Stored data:
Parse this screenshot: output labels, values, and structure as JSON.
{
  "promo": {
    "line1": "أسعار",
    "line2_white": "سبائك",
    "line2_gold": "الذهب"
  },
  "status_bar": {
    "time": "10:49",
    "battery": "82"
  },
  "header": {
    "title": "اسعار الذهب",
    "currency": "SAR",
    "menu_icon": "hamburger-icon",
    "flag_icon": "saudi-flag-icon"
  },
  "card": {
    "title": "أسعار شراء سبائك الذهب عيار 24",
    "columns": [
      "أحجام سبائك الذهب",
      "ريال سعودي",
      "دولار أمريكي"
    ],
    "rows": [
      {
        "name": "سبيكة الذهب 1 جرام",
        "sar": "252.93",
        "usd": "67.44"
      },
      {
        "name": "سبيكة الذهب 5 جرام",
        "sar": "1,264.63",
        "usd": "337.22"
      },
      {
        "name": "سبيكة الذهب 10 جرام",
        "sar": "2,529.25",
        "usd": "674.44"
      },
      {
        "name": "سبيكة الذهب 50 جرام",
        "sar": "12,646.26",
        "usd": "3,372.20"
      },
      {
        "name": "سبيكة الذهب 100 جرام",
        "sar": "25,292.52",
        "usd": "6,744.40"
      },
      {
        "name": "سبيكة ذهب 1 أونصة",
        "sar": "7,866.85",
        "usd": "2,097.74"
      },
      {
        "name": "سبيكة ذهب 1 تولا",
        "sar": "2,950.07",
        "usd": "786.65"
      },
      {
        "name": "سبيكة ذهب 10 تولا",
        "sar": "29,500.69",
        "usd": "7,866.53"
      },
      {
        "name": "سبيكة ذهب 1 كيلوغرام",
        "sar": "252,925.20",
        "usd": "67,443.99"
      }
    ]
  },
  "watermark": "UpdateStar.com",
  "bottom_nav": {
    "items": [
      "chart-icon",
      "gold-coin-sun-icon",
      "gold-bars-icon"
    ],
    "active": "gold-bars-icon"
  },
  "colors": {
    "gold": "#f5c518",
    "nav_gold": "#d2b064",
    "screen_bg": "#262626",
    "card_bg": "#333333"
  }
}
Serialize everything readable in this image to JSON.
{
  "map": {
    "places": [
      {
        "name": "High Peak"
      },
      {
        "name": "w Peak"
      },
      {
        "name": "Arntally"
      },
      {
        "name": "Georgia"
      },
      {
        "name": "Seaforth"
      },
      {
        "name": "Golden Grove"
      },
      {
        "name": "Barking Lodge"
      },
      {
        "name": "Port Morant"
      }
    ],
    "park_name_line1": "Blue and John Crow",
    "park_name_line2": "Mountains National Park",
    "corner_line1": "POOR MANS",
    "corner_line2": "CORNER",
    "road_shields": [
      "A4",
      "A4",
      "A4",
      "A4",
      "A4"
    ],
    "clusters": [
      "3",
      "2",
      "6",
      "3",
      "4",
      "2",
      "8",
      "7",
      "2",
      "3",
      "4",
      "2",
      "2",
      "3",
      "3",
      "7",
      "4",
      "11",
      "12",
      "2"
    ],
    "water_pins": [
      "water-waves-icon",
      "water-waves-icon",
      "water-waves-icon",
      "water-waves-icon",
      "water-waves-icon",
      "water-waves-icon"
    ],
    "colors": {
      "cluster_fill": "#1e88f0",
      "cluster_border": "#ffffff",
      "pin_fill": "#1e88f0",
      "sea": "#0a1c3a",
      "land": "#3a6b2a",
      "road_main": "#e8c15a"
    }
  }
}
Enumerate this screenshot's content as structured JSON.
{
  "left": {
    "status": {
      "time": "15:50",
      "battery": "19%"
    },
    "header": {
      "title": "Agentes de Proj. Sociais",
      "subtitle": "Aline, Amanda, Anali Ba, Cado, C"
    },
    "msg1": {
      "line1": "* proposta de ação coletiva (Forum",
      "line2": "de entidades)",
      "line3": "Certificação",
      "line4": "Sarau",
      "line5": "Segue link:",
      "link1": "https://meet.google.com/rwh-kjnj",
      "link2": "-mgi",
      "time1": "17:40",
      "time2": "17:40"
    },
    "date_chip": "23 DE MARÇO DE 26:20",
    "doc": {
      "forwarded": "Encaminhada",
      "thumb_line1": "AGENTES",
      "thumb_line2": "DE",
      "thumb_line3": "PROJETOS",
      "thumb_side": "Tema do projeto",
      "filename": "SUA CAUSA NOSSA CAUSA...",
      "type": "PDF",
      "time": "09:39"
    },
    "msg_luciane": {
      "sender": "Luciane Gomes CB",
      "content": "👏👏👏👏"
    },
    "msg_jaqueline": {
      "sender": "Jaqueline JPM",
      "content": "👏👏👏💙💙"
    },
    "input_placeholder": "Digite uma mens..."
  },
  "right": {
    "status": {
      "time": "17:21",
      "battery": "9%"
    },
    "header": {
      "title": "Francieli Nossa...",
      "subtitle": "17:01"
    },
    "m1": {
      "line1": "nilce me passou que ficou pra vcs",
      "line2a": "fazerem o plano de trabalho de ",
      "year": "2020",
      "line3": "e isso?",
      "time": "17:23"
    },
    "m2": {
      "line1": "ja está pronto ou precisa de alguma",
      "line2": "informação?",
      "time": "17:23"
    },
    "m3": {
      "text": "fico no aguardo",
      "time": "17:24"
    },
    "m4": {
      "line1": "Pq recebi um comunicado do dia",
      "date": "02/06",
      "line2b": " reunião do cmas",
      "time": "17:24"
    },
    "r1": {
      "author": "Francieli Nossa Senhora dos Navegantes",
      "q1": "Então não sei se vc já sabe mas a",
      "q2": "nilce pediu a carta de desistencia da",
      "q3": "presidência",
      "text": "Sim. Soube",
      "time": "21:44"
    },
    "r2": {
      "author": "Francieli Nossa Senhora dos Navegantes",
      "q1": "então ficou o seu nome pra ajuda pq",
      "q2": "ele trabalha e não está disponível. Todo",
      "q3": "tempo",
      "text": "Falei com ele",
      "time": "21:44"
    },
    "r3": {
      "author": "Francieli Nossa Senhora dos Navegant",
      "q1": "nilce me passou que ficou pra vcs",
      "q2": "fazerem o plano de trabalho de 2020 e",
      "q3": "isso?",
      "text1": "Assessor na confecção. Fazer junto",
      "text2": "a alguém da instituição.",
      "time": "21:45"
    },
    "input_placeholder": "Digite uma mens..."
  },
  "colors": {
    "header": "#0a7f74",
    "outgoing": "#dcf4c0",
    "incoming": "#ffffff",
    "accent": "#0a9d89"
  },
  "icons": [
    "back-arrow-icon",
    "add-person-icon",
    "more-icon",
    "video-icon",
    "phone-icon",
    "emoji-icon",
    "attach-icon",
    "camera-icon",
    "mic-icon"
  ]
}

What you will do:
Exactly as they are written, print the entries again.

The output:
Parse this screenshot: output labels, values, and structure as JSON.
{
  "promo": {
    "line1": "أسعار",
    "line2_white": "سبائك",
    "line2_gold": "الذهب"
  },
  "status_bar": {
    "time": "10:49",
    "battery": "82"
  },
  "header": {
    "title": "اسعار الذهب",
    "currency": "SAR",
    "menu_icon": "hamburger-icon",
    "flag_icon": "saudi-flag-icon"
  },
  "card": {
    "title": "أسعار شراء سبائك الذهب عيار 24",
    "columns": [
      "أحجام سبائك الذهب",
      "ريال سعودي",
      "دولار أمريكي"
    ],
    "rows": [
      {
        "name": "سبيكة الذهب 1 جرام",
        "sar": "252.93",
        "usd": "67.44"
      },
      {
        "name": "سبيكة الذهب 5 جرام",
        "sar": "1,264.63",
        "usd": "337.22"
      },
      {
        "name": "سبيكة الذهب 10 جرام",
        "sar": "2,529.25",
        "usd": "674.44"
      },
      {
        "name": "سبيكة الذهب 50 جرام",
        "sar": "12,646.26",
        "usd": "3,372.20"
      },
      {
        "name": "سبيكة الذهب 100 جرام",
        "sar": "25,292.52",
        "usd": "6,744.40"
      },
      {
        "name": "سبيكة ذهب 1 أونصة",
        "sar": "7,866.85",
        "usd": "2,097.74"
      },
      {
        "name": "سبيكة ذهب 1 تولا",
        "sar": "2,950.07",
        "usd": "786.65"
      },
      {
        "name": "سبيكة ذهب 10 تولا",
        "sar": "29,500.69",
        "usd": "7,866.53"
      },
      {
        "name": "سبيكة ذهب 1 كيلوغرام",
        "sar": "252,925.20",
        "usd": "67,443.99"
      }
    ]
  },
  "watermark": "UpdateStar.com",
  "bottom_nav": {
    "items": [
      "chart-icon",
      "gold-coin-sun-icon",
      "gold-bars-icon"
    ],
    "active": "gold-bars-icon"
  },
  "colors": {
    "gold": "#f5c518",
    "nav_gold": "#d2b064",
    "screen_bg": "#262626",
    "card_bg": "#333333"
  }
}
Serialize everything readable in this image to JSON.
{
  "map": {
    "places": [
      {
        "name": "High Peak"
      },
      {
        "name": "w Peak"
      },
      {
        "name": "Arntally"
      },
      {
        "name": "Georgia"
      },
      {
        "name": "Seaforth"
      },
      {
        "name": "Golden Grove"
      },
      {
        "name": "Barking Lodge"
      },
      {
        "name": "Port Morant"
      }
    ],
    "park_name_line1": "Blue and John Crow",
    "park_name_line2": "Mountains National Park",
    "corner_line1": "POOR MANS",
    "corner_line2": "CORNER",
    "road_shields": [
      "A4",
      "A4",
      "A4",
      "A4",
      "A4"
    ],
    "clusters": [
      "3",
      "2",
      "6",
      "3",
      "4",
      "2",
      "8",
      "7",
      "2",
      "3",
      "4",
      "2",
      "2",
      "3",
      "3",
      "7",
      "4",
      "11",
      "12",
      "2"
    ],
    "water_pins": [
      "water-waves-icon",
      "water-waves-icon",
      "water-waves-icon",
      "water-waves-icon",
      "water-waves-icon",
      "water-waves-icon"
    ],
    "colors": {
      "cluster_fill": "#1e88f0",
      "cluster_border": "#ffffff",
      "pin_fill": "#1e88f0",
      "sea": "#0a1c3a",
      "land": "#3a6b2a",
      "road_main": "#e8c15a"
    }
  }
}
Enumerate this screenshot's content as structured JSON.
{
  "left": {
    "status": {
      "time": "15:50",
      "battery": "19%"
    },
    "header": {
      "title": "Agentes de Proj. Sociais",
      "subtitle": "Aline, Amanda, Anali Ba, Cado, C"
    },
    "msg1": {
      "line1": "* proposta de ação coletiva (Forum",
      "line2": "de entidades)",
      "line3": "Certificação",
      "line4": "Sarau",
      "line5": "Segue link:",
      "link1": "https://meet.google.com/rwh-kjnj",
      "link2": "-mgi",
      "time1": "17:40",
      "time2": "17:40"
    },
    "date_chip": "23 DE MARÇO DE 26:20",
    "doc": {
      "forwarded": "Encaminhada",
      "thumb_line1": "AGENTES",
      "thumb_line2": "DE",
      "thumb_line3": "PROJETOS",
      "thumb_side": "Tema do projeto",
      "filename": "SUA CAUSA NOSSA CAUSA...",
      "type": "PDF",
      "time": "09:39"
    },
    "msg_luciane": {
      "sender": "Luciane Gomes CB",
      "content": "👏👏👏👏"
    },
    "msg_jaqueline": {
      "sender": "Jaqueline JPM",
      "content": "👏👏👏💙💙"
    },
    "input_placeholder": "Digite uma mens..."
  },
  "right": {
    "status": {
      "time": "17:21",
      "battery": "9%"
    },
    "header": {
      "title": "Francieli Nossa...",
      "subtitle": "17:01"
    },
    "m1": {
      "line1": "nilce me passou que ficou pra vcs",
      "line2a": "fazerem o plano de trabalho de ",
      "year": "2020",
      "line3": "e isso?",
      "time": "17:23"
    },
    "m2": {
      "line1": "ja está pronto ou precisa de alguma",
      "line2": "informação?",
      "time": "17:23"
    },
    "m3": {
      "text": "fico no aguardo",
      "time": "17:24"
    },
    "m4": {
      "line1": "Pq recebi um comunicado do dia",
      "date": "02/06",
      "line2b": " reunião do cmas",
      "time": "17:24"
    },
    "r1": {
      "author": "Francieli Nossa Senhora dos Navegantes",
      "q1": "Então não sei se vc já sabe mas a",
      "q2": "nilce pediu a carta de desistencia da",
      "q3": "presidência",
      "text": "Sim. Soube",
      "time": "21:44"
    },
    "r2": {
      "author": "Francieli Nossa Senhora dos Navegantes",
      "q1": "então ficou o seu nome pra ajuda pq",
      "q2": "ele trabalha e não está disponível. Todo",
      "q3": "tempo",
      "text": "Falei com ele",
      "time": "21:44"
    },
    "r3": {
      "author": "Francieli Nossa Senhora dos Navegant",
      "q1": "nilce me passou que ficou pra vcs",
      "q2": "fazerem o plano de trabalho de 2020 e",
      "q3": "isso?",
      "text1": "Assessor na confecção. Fazer junto",
      "text2": "a alguém da instituição.",
      "time": "21:45"
    },
    "input_placeholder": "Digite uma mens..."
  },
  "colors": {
    "header": "#0a7f74",
    "outgoing": "#dcf4c0",
    "incoming": "#ffffff",
    "accent": "#0a9d89"
  },
  "icons": [
    "back-arrow-icon",
    "add-person-icon",
    "more-icon",
    "video-icon",
    "phone-icon",
    "emoji-icon",
    "attach-icon",
    "camera-icon",
    "mic-icon"
  ]
}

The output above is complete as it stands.